§ **RAW DATA**:
start
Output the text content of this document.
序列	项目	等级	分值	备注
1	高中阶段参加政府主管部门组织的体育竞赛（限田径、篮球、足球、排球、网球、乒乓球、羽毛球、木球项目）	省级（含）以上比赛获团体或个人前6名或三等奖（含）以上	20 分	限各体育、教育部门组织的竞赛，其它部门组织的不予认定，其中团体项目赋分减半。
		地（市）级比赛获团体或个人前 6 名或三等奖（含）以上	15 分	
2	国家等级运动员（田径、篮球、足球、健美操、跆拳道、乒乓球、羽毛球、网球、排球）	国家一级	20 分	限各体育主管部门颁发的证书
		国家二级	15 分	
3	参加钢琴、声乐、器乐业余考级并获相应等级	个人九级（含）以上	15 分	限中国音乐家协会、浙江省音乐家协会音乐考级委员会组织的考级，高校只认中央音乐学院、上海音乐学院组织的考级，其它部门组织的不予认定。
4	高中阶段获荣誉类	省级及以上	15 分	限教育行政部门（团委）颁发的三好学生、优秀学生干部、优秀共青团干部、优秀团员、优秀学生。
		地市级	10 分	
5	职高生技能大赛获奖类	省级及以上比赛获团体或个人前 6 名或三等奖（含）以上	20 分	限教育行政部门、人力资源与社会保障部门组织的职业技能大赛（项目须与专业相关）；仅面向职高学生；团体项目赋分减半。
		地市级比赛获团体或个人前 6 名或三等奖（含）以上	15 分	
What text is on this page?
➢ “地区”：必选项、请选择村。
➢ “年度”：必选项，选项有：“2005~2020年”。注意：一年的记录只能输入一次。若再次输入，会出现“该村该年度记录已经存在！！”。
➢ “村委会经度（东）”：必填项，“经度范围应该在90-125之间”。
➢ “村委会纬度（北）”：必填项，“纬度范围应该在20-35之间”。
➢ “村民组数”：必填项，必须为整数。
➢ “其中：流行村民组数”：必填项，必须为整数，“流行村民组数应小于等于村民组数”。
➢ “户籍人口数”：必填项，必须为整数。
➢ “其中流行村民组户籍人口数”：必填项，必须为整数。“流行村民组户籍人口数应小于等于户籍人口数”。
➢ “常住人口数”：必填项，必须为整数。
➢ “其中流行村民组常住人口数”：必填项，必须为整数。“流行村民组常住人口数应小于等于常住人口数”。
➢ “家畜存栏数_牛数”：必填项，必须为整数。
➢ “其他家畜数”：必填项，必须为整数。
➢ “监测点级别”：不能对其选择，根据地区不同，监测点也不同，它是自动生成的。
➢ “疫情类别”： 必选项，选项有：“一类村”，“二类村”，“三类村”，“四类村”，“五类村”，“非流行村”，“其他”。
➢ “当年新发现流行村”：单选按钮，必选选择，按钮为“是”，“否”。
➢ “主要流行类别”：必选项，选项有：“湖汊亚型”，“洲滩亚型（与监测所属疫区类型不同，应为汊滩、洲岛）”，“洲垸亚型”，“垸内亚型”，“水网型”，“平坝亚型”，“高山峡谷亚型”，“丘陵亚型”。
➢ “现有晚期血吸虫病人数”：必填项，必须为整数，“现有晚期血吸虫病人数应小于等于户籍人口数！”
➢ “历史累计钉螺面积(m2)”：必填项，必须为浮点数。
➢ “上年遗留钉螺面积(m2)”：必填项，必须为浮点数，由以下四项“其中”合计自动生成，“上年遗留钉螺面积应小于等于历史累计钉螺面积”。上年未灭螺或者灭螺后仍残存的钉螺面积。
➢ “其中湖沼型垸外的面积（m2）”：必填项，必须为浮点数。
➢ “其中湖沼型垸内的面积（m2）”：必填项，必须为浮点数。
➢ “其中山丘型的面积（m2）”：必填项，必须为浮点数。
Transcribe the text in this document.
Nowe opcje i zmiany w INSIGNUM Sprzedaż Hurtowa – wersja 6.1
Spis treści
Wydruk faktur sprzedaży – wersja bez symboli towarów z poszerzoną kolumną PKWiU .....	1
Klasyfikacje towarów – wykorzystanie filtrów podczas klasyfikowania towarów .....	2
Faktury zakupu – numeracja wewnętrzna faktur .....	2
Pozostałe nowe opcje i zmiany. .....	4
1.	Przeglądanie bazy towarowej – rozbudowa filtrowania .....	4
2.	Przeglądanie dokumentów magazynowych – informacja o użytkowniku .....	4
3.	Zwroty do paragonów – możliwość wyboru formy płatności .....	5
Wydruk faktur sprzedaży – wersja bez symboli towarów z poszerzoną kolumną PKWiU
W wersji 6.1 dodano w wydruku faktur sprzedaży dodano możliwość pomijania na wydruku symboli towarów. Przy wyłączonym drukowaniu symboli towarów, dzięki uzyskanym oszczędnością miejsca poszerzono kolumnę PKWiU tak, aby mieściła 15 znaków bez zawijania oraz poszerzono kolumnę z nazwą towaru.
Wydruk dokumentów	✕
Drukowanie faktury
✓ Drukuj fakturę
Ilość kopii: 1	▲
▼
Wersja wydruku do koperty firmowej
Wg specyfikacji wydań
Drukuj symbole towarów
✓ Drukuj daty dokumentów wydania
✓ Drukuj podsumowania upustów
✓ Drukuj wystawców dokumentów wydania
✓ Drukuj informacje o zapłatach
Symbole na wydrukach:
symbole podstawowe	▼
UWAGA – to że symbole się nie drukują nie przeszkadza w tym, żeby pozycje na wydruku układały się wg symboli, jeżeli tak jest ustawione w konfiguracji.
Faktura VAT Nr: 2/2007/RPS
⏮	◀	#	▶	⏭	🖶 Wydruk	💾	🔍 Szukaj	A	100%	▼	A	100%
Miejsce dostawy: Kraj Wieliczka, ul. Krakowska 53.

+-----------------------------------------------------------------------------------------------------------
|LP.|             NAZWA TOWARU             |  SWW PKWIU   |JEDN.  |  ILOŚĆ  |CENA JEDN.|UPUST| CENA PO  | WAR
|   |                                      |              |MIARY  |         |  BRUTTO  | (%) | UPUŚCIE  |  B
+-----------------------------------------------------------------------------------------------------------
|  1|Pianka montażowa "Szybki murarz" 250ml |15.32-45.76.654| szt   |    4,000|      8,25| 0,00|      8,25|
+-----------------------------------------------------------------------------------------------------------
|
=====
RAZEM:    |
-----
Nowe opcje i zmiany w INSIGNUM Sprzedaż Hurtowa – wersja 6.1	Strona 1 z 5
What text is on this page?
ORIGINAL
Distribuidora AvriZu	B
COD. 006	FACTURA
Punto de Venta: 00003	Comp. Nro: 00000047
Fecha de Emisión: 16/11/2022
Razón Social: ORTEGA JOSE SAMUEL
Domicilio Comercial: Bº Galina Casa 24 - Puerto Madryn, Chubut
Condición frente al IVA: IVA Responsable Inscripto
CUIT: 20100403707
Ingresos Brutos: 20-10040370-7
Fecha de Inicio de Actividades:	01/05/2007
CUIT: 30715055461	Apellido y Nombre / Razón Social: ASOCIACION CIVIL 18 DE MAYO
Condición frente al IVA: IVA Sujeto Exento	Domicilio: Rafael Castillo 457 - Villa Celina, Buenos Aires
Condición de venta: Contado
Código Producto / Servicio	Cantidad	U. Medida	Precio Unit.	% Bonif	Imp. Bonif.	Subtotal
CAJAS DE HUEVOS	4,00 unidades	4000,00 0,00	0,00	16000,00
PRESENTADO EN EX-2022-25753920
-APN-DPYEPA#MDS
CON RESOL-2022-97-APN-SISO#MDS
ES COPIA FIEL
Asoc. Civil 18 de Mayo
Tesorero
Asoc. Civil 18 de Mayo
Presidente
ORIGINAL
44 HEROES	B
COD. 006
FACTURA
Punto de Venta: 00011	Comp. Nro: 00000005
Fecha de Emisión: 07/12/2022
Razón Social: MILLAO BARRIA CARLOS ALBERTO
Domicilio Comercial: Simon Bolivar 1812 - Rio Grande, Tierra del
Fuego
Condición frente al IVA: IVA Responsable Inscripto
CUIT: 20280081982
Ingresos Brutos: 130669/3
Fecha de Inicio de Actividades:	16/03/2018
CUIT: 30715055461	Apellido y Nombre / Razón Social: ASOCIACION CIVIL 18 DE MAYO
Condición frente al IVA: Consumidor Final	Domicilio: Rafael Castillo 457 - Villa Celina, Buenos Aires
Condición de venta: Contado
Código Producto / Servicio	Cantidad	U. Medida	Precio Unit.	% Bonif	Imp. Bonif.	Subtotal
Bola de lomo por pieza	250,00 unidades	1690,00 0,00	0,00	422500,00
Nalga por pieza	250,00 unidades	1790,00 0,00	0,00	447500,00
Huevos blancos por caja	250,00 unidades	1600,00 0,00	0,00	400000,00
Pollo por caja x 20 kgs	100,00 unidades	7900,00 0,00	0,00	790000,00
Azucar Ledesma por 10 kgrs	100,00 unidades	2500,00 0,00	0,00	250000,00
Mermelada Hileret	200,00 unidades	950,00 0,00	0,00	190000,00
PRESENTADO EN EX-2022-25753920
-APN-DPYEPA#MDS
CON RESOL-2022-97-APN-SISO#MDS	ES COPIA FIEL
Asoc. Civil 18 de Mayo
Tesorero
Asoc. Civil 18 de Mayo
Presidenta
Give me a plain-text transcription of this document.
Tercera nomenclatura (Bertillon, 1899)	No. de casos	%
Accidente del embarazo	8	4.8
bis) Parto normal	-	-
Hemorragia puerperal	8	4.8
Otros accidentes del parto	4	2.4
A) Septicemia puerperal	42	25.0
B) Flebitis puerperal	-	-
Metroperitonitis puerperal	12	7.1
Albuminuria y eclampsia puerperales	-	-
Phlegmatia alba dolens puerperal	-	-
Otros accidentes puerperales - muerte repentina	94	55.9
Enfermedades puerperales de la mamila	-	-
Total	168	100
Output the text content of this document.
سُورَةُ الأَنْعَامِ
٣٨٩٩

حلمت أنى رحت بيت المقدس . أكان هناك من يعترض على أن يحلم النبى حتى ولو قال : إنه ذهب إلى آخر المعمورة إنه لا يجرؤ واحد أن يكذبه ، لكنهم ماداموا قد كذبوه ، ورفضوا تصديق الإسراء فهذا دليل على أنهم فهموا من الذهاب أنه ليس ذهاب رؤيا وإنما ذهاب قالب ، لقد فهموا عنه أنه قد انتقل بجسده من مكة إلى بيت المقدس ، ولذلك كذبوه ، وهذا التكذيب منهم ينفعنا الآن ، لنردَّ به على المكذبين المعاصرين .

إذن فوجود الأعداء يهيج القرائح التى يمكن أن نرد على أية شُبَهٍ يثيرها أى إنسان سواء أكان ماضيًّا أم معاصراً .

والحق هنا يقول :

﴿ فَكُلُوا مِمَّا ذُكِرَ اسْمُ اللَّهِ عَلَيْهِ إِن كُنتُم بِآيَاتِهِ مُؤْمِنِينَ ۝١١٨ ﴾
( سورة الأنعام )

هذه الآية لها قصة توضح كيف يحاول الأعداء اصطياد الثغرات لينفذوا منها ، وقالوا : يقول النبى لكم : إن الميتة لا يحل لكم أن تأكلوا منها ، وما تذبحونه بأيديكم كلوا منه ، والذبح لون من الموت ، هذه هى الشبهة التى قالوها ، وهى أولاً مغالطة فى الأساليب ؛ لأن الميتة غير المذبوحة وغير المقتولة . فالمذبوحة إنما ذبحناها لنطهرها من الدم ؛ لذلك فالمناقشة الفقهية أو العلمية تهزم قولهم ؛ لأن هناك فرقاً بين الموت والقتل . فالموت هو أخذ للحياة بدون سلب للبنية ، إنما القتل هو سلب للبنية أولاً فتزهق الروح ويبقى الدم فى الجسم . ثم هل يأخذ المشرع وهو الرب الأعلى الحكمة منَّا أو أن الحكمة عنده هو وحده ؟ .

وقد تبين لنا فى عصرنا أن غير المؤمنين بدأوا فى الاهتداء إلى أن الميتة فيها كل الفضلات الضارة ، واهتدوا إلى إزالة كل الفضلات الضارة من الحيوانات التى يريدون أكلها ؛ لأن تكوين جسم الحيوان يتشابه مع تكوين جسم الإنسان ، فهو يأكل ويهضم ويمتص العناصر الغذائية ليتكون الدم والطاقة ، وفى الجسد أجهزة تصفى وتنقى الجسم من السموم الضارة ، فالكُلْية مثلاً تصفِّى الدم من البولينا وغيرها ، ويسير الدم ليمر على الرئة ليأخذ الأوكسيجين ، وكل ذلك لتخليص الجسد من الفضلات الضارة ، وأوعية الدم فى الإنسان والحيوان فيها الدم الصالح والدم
end
List the lines of the material in which the word "frente" occurs.

Condición frente al IVA: IVA Responsable Inscripto
Condición frente al IVA: IVA Sujeto Exento	Domicilio: Rafael Castillo 457 - Villa Celina, Buenos Aires
Condición frente al IVA: IVA Responsable Inscripto
Condición frente al IVA: Consumidor Final	Domicilio: Rafael Castillo 457 - Villa Celina, Buenos Aires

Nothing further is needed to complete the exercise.